What you should do:
From the listing below, pull out the lines that hold "JSON".

(Chart and figure data)
==============================

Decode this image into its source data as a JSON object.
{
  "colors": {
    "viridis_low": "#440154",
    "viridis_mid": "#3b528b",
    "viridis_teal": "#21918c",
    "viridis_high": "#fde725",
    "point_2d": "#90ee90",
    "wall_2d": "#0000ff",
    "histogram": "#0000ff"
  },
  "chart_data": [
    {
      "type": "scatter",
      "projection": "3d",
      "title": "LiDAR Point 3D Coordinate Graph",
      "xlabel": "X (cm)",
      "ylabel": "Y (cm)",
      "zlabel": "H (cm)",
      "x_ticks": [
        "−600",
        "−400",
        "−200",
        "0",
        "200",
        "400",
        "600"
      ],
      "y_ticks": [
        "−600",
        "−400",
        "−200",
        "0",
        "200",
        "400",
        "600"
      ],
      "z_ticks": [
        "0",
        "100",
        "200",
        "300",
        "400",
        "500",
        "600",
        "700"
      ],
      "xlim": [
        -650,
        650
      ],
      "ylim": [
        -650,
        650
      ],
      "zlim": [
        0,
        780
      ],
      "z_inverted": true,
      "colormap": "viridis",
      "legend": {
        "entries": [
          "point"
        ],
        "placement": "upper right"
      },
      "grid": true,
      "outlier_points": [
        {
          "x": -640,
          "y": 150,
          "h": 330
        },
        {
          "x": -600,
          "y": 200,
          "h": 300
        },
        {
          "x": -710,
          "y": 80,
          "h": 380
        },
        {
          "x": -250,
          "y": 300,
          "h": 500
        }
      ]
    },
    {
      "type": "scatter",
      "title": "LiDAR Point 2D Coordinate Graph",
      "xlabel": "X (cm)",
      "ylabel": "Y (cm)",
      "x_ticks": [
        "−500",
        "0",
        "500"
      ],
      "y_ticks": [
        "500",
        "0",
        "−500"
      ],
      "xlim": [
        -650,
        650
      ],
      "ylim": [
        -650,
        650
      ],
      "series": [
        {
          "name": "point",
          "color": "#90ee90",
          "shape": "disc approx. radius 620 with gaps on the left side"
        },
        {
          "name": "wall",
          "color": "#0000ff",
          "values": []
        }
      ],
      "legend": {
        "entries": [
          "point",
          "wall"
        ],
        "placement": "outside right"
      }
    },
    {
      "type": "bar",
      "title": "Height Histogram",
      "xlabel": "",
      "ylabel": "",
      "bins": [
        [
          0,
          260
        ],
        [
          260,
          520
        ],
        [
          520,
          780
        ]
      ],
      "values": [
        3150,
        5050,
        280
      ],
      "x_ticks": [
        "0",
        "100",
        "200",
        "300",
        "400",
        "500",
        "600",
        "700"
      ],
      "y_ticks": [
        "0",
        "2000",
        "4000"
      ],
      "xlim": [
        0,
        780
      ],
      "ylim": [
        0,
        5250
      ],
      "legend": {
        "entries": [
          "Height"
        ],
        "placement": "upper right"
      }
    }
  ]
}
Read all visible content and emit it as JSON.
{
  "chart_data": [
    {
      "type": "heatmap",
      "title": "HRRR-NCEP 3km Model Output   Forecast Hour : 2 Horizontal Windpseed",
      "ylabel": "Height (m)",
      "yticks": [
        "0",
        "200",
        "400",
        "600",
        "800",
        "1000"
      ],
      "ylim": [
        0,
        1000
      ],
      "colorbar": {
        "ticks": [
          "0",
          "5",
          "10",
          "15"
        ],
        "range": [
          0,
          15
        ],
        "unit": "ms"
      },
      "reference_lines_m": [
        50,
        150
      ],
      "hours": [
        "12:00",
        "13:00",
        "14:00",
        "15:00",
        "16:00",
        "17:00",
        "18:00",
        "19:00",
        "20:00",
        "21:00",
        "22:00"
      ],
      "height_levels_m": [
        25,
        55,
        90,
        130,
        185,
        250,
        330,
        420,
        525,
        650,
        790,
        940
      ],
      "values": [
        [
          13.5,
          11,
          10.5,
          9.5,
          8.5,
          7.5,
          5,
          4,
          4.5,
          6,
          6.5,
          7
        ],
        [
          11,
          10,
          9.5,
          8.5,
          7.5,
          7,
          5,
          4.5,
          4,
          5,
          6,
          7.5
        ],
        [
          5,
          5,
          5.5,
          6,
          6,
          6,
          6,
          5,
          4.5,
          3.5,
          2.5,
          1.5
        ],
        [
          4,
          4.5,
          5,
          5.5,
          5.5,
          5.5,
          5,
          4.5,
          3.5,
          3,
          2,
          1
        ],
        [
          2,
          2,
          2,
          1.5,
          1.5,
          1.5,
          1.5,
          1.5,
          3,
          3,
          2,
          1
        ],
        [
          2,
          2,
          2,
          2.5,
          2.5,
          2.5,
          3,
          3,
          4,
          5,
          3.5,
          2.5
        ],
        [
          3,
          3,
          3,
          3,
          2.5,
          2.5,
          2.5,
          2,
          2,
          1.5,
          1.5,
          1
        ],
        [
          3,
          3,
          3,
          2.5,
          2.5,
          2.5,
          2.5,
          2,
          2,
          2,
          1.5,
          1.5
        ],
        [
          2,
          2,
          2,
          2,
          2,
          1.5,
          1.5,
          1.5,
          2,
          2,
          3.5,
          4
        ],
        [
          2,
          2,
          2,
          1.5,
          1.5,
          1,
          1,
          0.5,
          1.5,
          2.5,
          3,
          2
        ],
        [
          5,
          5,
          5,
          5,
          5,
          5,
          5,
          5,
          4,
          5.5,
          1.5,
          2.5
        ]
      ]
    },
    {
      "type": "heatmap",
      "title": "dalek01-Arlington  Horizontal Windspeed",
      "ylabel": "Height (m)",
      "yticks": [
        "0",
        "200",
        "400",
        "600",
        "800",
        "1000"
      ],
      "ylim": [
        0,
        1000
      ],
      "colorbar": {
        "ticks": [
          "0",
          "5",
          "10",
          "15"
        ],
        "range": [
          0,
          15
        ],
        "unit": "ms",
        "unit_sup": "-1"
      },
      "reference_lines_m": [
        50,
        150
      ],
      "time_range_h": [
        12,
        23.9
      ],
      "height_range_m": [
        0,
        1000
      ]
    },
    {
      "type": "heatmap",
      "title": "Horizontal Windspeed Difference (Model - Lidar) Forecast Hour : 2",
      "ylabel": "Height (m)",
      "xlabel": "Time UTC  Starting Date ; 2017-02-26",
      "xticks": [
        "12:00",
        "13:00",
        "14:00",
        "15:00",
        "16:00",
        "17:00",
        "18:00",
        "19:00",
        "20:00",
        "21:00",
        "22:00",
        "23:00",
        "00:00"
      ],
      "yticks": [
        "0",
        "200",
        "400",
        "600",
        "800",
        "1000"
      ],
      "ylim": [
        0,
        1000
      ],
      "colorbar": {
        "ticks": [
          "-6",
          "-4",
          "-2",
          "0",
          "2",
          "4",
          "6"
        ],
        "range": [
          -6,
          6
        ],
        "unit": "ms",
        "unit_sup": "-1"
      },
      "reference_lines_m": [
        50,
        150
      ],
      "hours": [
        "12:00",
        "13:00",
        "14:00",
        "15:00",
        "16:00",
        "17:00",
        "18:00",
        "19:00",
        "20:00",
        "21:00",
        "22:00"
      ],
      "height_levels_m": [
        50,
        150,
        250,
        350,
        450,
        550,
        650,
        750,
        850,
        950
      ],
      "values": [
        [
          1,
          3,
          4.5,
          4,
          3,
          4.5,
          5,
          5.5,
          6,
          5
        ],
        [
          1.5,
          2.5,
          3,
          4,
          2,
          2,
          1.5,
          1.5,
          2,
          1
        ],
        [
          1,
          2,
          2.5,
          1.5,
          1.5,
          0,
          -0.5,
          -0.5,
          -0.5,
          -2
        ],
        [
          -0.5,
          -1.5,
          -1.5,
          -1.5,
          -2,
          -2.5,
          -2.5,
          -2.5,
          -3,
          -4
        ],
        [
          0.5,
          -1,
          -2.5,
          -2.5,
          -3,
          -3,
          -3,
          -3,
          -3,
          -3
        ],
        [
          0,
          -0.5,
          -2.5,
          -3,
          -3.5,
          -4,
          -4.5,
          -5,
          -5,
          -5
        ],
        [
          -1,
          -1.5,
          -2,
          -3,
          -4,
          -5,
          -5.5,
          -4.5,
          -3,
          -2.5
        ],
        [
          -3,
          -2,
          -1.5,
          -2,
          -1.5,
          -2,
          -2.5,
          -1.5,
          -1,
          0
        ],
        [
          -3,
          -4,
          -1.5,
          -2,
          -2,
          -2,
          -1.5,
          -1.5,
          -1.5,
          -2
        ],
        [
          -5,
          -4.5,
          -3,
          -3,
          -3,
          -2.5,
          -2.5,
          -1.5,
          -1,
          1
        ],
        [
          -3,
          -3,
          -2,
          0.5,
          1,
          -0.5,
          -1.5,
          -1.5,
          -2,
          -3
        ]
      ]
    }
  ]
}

==============================

Result of the exercise:
Decode this image into its source data as a JSON object.
Read all visible content and emit it as JSON.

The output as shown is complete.